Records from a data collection
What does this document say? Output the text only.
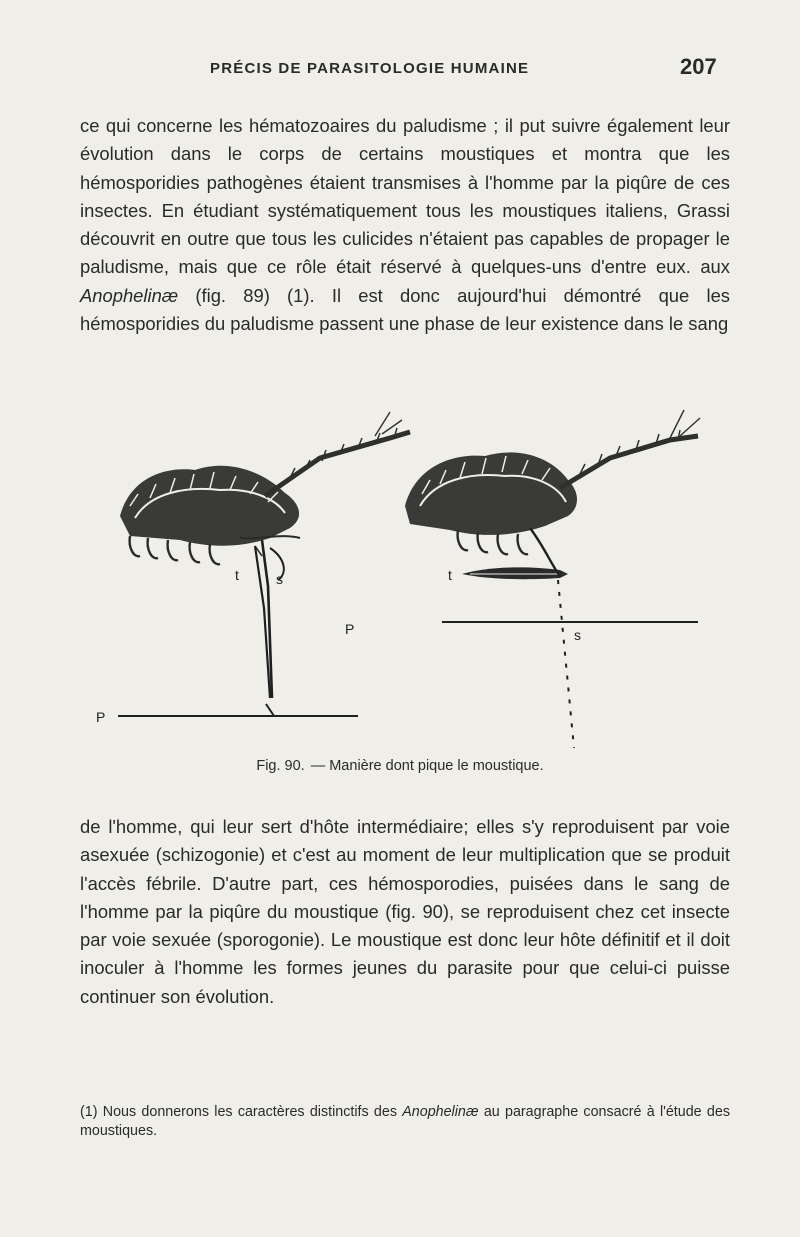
PRÉCIS DE PARASITOLOGIE HUMAINE	207

ce qui concerne les hématozoaires du paludisme ; il put suivre également leur évolution dans le corps de certains moustiques et montra que les hémosporidies pathogènes étaient transmises à l'homme par la piqûre de ces insectes. En étudiant systématiquement tous les moustiques italiens, Grassi découvrit en outre que tous les culicides n'étaient pas capables de propager le paludisme, mais que ce rôle était réservé à quelques-uns d'entre eux. aux Anophelinæ (fig. 89) (1). Il est donc aujourd'hui démontré que les hémosporidies du paludisme passent une phase de leur existence dans le sang

t	s
P
P
t
s
Fig. 90. — Manière dont pique le moustique.

de l'homme, qui leur sert d'hôte intermédiaire; elles s'y reproduisent par voie asexuée (schizogonie) et c'est au moment de leur multiplication que se produit l'accès fébrile. D'autre part, ces hémosporodies, puisées dans le sang de l'homme par la piqûre du moustique (fig. 90), se reproduisent chez cet insecte par voie sexuée (sporogonie). Le moustique est donc leur hôte définitif et il doit inoculer à l'homme les formes jeunes du parasite pour que celui-ci puisse continuer son évolution.

(1) Nous donnerons les caractères distinctifs des Anophelinæ au paragraphe consacré à l'étude des moustiques.
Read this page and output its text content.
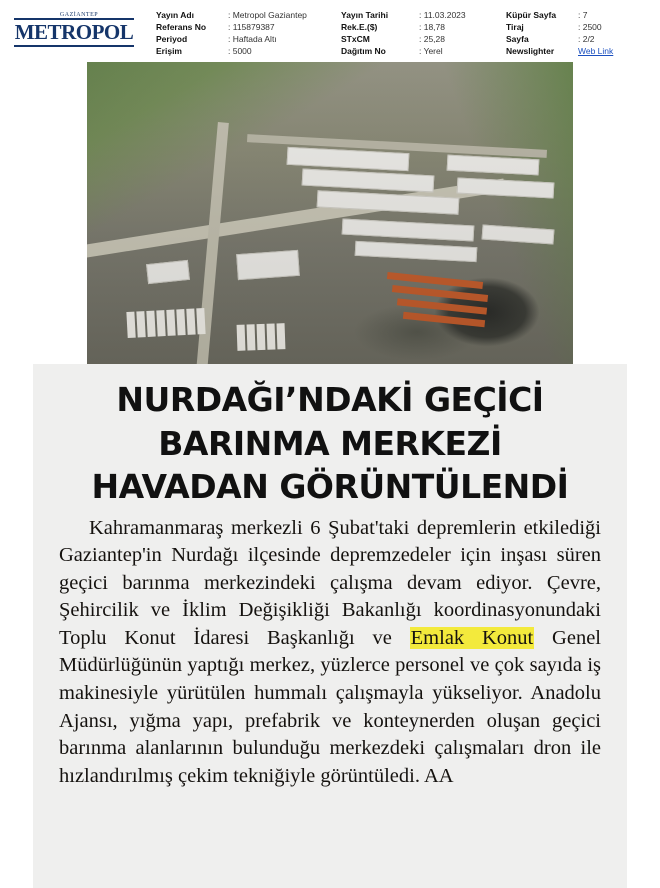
GAZİANTEP
METROPOL
Yayın Adı	: Metropol Gaziantep
Referans No	: 115879387
Periyod	: Haftada Altı
Erişim	: 5000
Yayın Tarihi	: 11.03.2023
Rek.E.($)	: 18,78
STxCM	: 25,28
Dağıtım No	: Yerel
Küpür Sayfa	: 7
Tiraj	: 2500
Sayfa	: 2/2
Newslighter	Web Link
NURDAĞI’NDAKİ GEÇİCİ
BARINMA MERKEZİ
HAVADAN GÖRÜNTÜLENDİ

Kahramanmaraş merkezli 6 Şubat'taki depremlerin etkilediği Gaziantep'in Nurdağı ilçesinde depremzedeler için inşası süren geçici barınma merkezindeki çalışma devam ediyor. Çevre, Şehircilik ve İklim Değişikliği Bakanlığı koordinasyonundaki Toplu Konut İdaresi Başkanlığı ve Emlak Konut Genel Müdürlüğünün yaptığı merkez, yüzlerce personel ve çok sayıda iş makinesiyle yürütülen hummalı çalışmayla yükseliyor. Anadolu Ajansı, yığma yapı, prefabrik ve konteynerden oluşan geçici barınma alanlarının bulunduğu merkezdeki çalışmaları dron ile hızlandırılmış çekim tekniğiyle görüntüledi. AA
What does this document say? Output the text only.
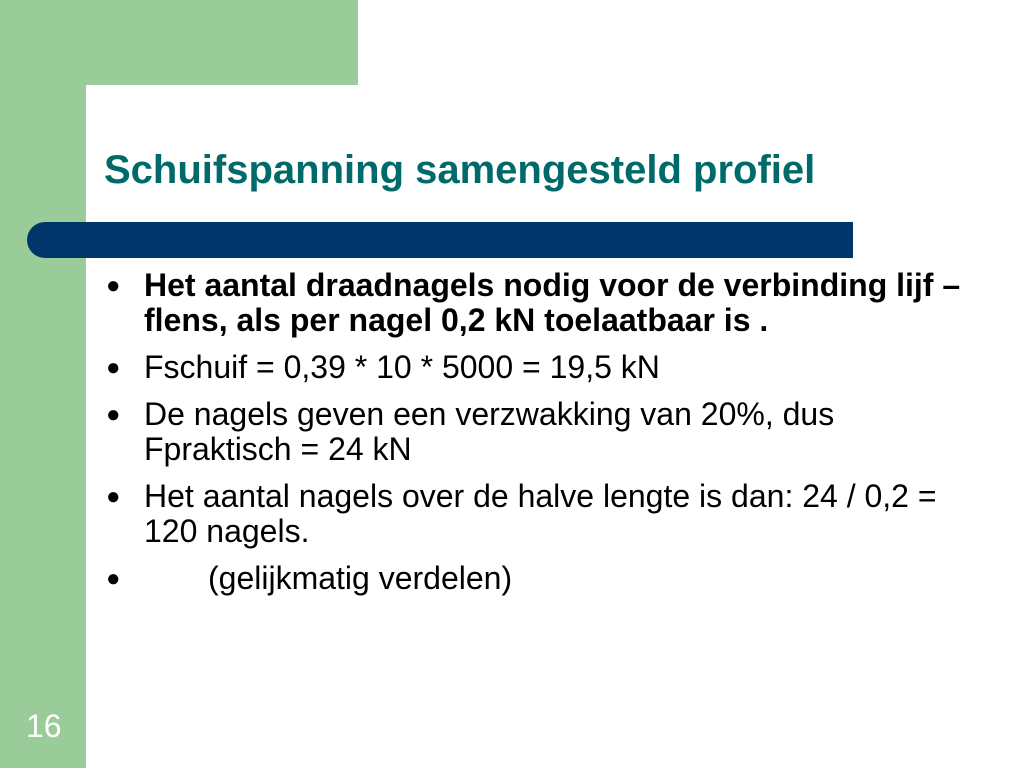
Schuifspanning samengesteld profiel
● Het aantal draadnagels nodig voor de verbinding lijf – flens, als per nagel 0,2 kN toelaatbaar is .
● Fschuif = 0,39 * 10 * 5000 = 19,5 kN
● De nagels geven een verzwakking van 20%, dus Fpraktisch = 24 kN
● Het aantal nagels over de halve lengte is dan: 24 / 0,2 = 120 nagels.
●	(gelijkmatig verdelen)
16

● TASK BRIEF
Pictures appear in the records above. Output everything except them, exactly.

● SOLUTION FOR THIS PROBLEM
What does this document say? Output the text only.
PRÉCIS DE PARASITOLOGIE HUMAINE	207

ce qui concerne les hématozoaires du paludisme ; il put suivre également leur évolution dans le corps de certains moustiques et montra que les hémosporidies pathogènes étaient transmises à l'homme par la piqûre de ces insectes. En étudiant systématiquement tous les moustiques italiens, Grassi découvrit en outre que tous les culicides n'étaient pas capables de propager le paludisme, mais que ce rôle était réservé à quelques-uns d'entre eux. aux Anophelinæ (fig. 89) (1). Il est donc aujourd'hui démontré que les hémosporidies du paludisme passent une phase de leur existence dans le sang

t	s
P
P
t
s
Fig. 90. — Manière dont pique le moustique.

de l'homme, qui leur sert d'hôte intermédiaire; elles s'y reproduisent par voie asexuée (schizogonie) et c'est au moment de leur multiplication que se produit l'accès fébrile. D'autre part, ces hémosporodies, puisées dans le sang de l'homme par la piqûre du moustique (fig. 90), se reproduisent chez cet insecte par voie sexuée (sporogonie). Le moustique est donc leur hôte définitif et il doit inoculer à l'homme les formes jeunes du parasite pour que celui-ci puisse continuer son évolution.

(1) Nous donnerons les caractères distinctifs des Anophelinæ au paragraphe consacré à l'étude des moustiques.
Read this page and output its text content.
GAZİANTEP
METROPOL
Yayın Adı	: Metropol Gaziantep
Referans No	: 115879387
Periyod	: Haftada Altı
Erişim	: 5000
Yayın Tarihi	: 11.03.2023
Rek.E.($)	: 18,78
STxCM	: 25,28
Dağıtım No	: Yerel
Küpür Sayfa	: 7
Tiraj	: 2500
Sayfa	: 2/2
Newslighter	Web Link
NURDAĞI’NDAKİ GEÇİCİ
BARINMA MERKEZİ
HAVADAN GÖRÜNTÜLENDİ

Kahramanmaraş merkezli 6 Şubat'taki depremlerin etkilediği Gaziantep'in Nurdağı ilçesinde depremzedeler için inşası süren geçici barınma merkezindeki çalışma devam ediyor. Çevre, Şehircilik ve İklim Değişikliği Bakanlığı koordinasyonundaki Toplu Konut İdaresi Başkanlığı ve Emlak Konut Genel Müdürlüğünün yaptığı merkez, yüzlerce personel ve çok sayıda iş makinesiyle yürütülen hummalı çalışmayla yükseliyor. Anadolu Ajansı, yığma yapı, prefabrik ve konteynerden oluşan geçici barınma alanlarının bulunduğu merkezdeki çalışmaları dron ile hızlandırılmış çekim tekniğiyle görüntüledi. AA
What does this document say? Output the text only.
Schuifspanning samengesteld profiel
● Het aantal draadnagels nodig voor de verbinding lijf – flens, als per nagel 0,2 kN toelaatbaar is .
● Fschuif = 0,39 * 10 * 5000 = 19,5 kN
● De nagels geven een verzwakking van 20%, dus Fpraktisch = 24 kN
● Het aantal nagels over de halve lengte is dan: 24 / 0,2 = 120 nagels.
●	(gelijkmatig verdelen)
16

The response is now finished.